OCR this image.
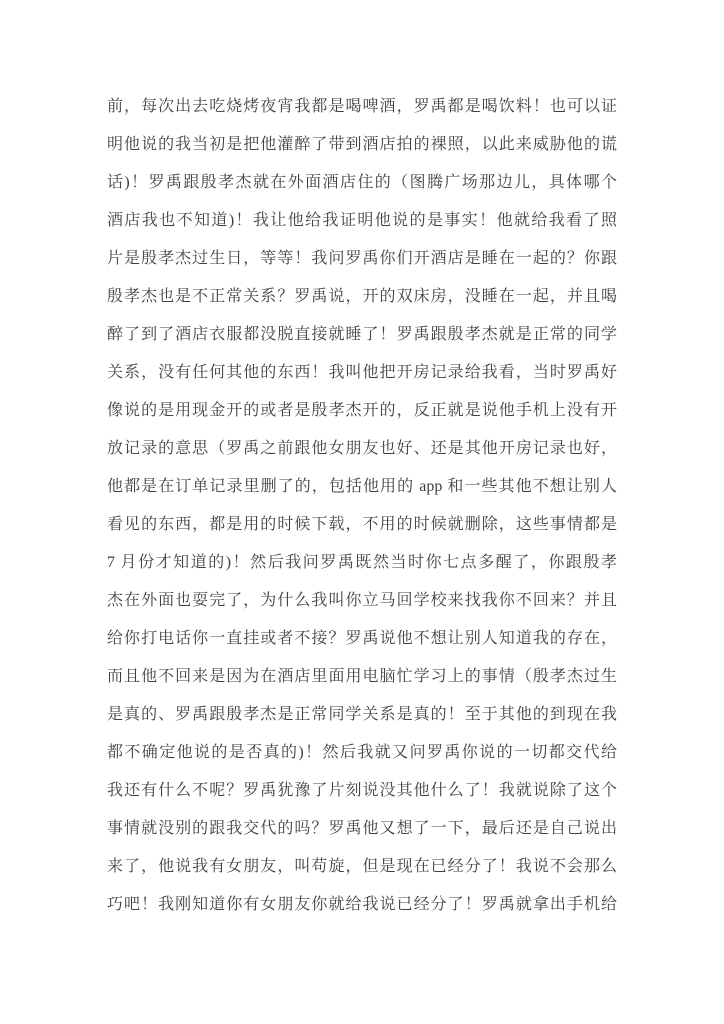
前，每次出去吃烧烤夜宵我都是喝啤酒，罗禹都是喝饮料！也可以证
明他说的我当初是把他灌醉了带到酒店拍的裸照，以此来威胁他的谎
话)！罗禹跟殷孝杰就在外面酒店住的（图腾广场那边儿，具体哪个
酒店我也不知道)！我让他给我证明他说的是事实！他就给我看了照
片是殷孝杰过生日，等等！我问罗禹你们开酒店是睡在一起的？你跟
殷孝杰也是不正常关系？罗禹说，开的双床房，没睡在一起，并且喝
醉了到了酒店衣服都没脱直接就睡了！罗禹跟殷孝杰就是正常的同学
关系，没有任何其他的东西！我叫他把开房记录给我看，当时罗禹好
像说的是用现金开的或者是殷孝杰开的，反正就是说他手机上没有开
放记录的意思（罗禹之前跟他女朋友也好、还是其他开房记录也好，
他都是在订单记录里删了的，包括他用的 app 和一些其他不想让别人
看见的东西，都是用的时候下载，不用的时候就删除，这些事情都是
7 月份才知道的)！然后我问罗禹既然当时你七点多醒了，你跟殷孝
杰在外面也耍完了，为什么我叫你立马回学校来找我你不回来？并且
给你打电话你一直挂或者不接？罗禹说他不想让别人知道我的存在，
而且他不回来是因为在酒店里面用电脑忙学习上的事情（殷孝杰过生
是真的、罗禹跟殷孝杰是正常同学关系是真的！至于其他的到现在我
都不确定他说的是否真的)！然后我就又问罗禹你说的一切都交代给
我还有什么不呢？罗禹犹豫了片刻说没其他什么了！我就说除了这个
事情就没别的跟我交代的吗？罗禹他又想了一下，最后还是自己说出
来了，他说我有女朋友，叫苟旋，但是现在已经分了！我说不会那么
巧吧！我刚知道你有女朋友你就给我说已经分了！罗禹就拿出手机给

+===+

## CHALLENGE
Using the records above, output their complete text exactly, minus any images.

## WRITTEN SOLUTION
OCR this image.
前，每次出去吃烧烤夜宵我都是喝啤酒，罗禹都是喝饮料！也可以证
明他说的我当初是把他灌醉了带到酒店拍的裸照，以此来威胁他的谎
话)！罗禹跟殷孝杰就在外面酒店住的（图腾广场那边儿，具体哪个
酒店我也不知道)！我让他给我证明他说的是事实！他就给我看了照
片是殷孝杰过生日，等等！我问罗禹你们开酒店是睡在一起的？你跟
殷孝杰也是不正常关系？罗禹说，开的双床房，没睡在一起，并且喝
醉了到了酒店衣服都没脱直接就睡了！罗禹跟殷孝杰就是正常的同学
关系，没有任何其他的东西！我叫他把开房记录给我看，当时罗禹好
像说的是用现金开的或者是殷孝杰开的，反正就是说他手机上没有开
放记录的意思（罗禹之前跟他女朋友也好、还是其他开房记录也好，
他都是在订单记录里删了的，包括他用的 app 和一些其他不想让别人
看见的东西，都是用的时候下载，不用的时候就删除，这些事情都是
7 月份才知道的)！然后我问罗禹既然当时你七点多醒了，你跟殷孝
杰在外面也耍完了，为什么我叫你立马回学校来找我你不回来？并且
给你打电话你一直挂或者不接？罗禹说他不想让别人知道我的存在，
而且他不回来是因为在酒店里面用电脑忙学习上的事情（殷孝杰过生
是真的、罗禹跟殷孝杰是正常同学关系是真的！至于其他的到现在我
都不确定他说的是否真的)！然后我就又问罗禹你说的一切都交代给
我还有什么不呢？罗禹犹豫了片刻说没其他什么了！我就说除了这个
事情就没别的跟我交代的吗？罗禹他又想了一下，最后还是自己说出
来了，他说我有女朋友，叫苟旋，但是现在已经分了！我说不会那么
巧吧！我刚知道你有女朋友你就给我说已经分了！罗禹就拿出手机给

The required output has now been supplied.